THE RECORDS —

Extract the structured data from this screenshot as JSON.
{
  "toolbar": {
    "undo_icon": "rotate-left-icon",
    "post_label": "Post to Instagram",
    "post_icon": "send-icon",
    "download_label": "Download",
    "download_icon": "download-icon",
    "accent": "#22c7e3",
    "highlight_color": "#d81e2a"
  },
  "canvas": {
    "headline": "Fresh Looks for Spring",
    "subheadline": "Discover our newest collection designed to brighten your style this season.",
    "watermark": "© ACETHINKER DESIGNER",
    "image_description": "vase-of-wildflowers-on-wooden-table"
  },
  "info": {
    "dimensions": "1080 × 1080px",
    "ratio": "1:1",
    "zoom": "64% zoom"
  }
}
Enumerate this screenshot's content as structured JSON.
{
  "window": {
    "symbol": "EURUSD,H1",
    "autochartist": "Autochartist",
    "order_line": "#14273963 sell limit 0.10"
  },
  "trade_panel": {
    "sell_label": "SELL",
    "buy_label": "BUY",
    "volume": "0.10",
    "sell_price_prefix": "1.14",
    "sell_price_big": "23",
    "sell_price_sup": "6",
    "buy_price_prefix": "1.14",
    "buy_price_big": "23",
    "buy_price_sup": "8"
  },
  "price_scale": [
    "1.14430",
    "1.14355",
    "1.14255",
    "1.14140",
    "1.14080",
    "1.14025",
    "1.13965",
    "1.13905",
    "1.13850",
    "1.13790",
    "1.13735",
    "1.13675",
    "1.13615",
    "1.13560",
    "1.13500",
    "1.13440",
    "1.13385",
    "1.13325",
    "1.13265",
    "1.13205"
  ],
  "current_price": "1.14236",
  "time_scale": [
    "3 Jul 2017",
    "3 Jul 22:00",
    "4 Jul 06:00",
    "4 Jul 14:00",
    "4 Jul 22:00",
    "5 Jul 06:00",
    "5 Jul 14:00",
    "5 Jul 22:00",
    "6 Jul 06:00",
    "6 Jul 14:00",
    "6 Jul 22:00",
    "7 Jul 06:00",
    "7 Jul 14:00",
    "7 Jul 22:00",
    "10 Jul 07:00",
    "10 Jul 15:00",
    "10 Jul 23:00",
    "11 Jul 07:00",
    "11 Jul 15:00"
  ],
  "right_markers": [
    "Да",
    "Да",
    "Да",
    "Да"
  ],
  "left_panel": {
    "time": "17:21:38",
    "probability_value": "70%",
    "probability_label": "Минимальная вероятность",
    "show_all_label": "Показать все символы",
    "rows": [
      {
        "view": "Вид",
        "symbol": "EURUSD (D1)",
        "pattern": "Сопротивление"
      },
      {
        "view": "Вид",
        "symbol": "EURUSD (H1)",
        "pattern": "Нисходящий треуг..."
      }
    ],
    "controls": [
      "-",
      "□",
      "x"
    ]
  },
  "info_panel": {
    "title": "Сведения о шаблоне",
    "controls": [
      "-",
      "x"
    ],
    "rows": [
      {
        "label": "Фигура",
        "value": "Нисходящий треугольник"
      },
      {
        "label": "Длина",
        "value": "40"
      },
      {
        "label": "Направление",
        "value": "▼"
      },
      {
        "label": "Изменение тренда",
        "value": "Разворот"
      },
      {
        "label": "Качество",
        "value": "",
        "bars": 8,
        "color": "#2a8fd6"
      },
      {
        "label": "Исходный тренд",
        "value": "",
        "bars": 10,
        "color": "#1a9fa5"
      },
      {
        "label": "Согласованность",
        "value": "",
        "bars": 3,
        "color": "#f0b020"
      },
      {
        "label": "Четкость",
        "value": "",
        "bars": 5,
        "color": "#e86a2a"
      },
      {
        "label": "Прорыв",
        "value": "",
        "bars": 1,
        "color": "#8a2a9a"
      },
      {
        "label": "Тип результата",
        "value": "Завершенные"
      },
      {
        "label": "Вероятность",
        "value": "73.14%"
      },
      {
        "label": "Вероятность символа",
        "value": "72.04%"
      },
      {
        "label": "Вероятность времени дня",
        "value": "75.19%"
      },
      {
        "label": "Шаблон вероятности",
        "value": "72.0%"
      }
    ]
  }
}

SHORT TASK —
Transcribe every entry exactly, omitting nothing.

FINISHED TASK —
Extract the structured data from this screenshot as JSON.
{
  "toolbar": {
    "undo_icon": "rotate-left-icon",
    "post_label": "Post to Instagram",
    "post_icon": "send-icon",
    "download_label": "Download",
    "download_icon": "download-icon",
    "accent": "#22c7e3",
    "highlight_color": "#d81e2a"
  },
  "canvas": {
    "headline": "Fresh Looks for Spring",
    "subheadline": "Discover our newest collection designed to brighten your style this season.",
    "watermark": "© ACETHINKER DESIGNER",
    "image_description": "vase-of-wildflowers-on-wooden-table"
  },
  "info": {
    "dimensions": "1080 × 1080px",
    "ratio": "1:1",
    "zoom": "64% zoom"
  }
}
Enumerate this screenshot's content as structured JSON.
{
  "window": {
    "symbol": "EURUSD,H1",
    "autochartist": "Autochartist",
    "order_line": "#14273963 sell limit 0.10"
  },
  "trade_panel": {
    "sell_label": "SELL",
    "buy_label": "BUY",
    "volume": "0.10",
    "sell_price_prefix": "1.14",
    "sell_price_big": "23",
    "sell_price_sup": "6",
    "buy_price_prefix": "1.14",
    "buy_price_big": "23",
    "buy_price_sup": "8"
  },
  "price_scale": [
    "1.14430",
    "1.14355",
    "1.14255",
    "1.14140",
    "1.14080",
    "1.14025",
    "1.13965",
    "1.13905",
    "1.13850",
    "1.13790",
    "1.13735",
    "1.13675",
    "1.13615",
    "1.13560",
    "1.13500",
    "1.13440",
    "1.13385",
    "1.13325",
    "1.13265",
    "1.13205"
  ],
  "current_price": "1.14236",
  "time_scale": [
    "3 Jul 2017",
    "3 Jul 22:00",
    "4 Jul 06:00",
    "4 Jul 14:00",
    "4 Jul 22:00",
    "5 Jul 06:00",
    "5 Jul 14:00",
    "5 Jul 22:00",
    "6 Jul 06:00",
    "6 Jul 14:00",
    "6 Jul 22:00",
    "7 Jul 06:00",
    "7 Jul 14:00",
    "7 Jul 22:00",
    "10 Jul 07:00",
    "10 Jul 15:00",
    "10 Jul 23:00",
    "11 Jul 07:00",
    "11 Jul 15:00"
  ],
  "right_markers": [
    "Да",
    "Да",
    "Да",
    "Да"
  ],
  "left_panel": {
    "time": "17:21:38",
    "probability_value": "70%",
    "probability_label": "Минимальная вероятность",
    "show_all_label": "Показать все символы",
    "rows": [
      {
        "view": "Вид",
        "symbol": "EURUSD (D1)",
        "pattern": "Сопротивление"
      },
      {
        "view": "Вид",
        "symbol": "EURUSD (H1)",
        "pattern": "Нисходящий треуг..."
      }
    ],
    "controls": [
      "-",
      "□",
      "x"
    ]
  },
  "info_panel": {
    "title": "Сведения о шаблоне",
    "controls": [
      "-",
      "x"
    ],
    "rows": [
      {
        "label": "Фигура",
        "value": "Нисходящий треугольник"
      },
      {
        "label": "Длина",
        "value": "40"
      },
      {
        "label": "Направление",
        "value": "▼"
      },
      {
        "label": "Изменение тренда",
        "value": "Разворот"
      },
      {
        "label": "Качество",
        "value": "",
        "bars": 8,
        "color": "#2a8fd6"
      },
      {
        "label": "Исходный тренд",
        "value": "",
        "bars": 10,
        "color": "#1a9fa5"
      },
      {
        "label": "Согласованность",
        "value": "",
        "bars": 3,
        "color": "#f0b020"
      },
      {
        "label": "Четкость",
        "value": "",
        "bars": 5,
        "color": "#e86a2a"
      },
      {
        "label": "Прорыв",
        "value": "",
        "bars": 1,
        "color": "#8a2a9a"
      },
      {
        "label": "Тип результата",
        "value": "Завершенные"
      },
      {
        "label": "Вероятность",
        "value": "73.14%"
      },
      {
        "label": "Вероятность символа",
        "value": "72.04%"
      },
      {
        "label": "Вероятность времени дня",
        "value": "75.19%"
      },
      {
        "label": "Шаблон вероятности",
        "value": "72.0%"
      }
    ]
  }
}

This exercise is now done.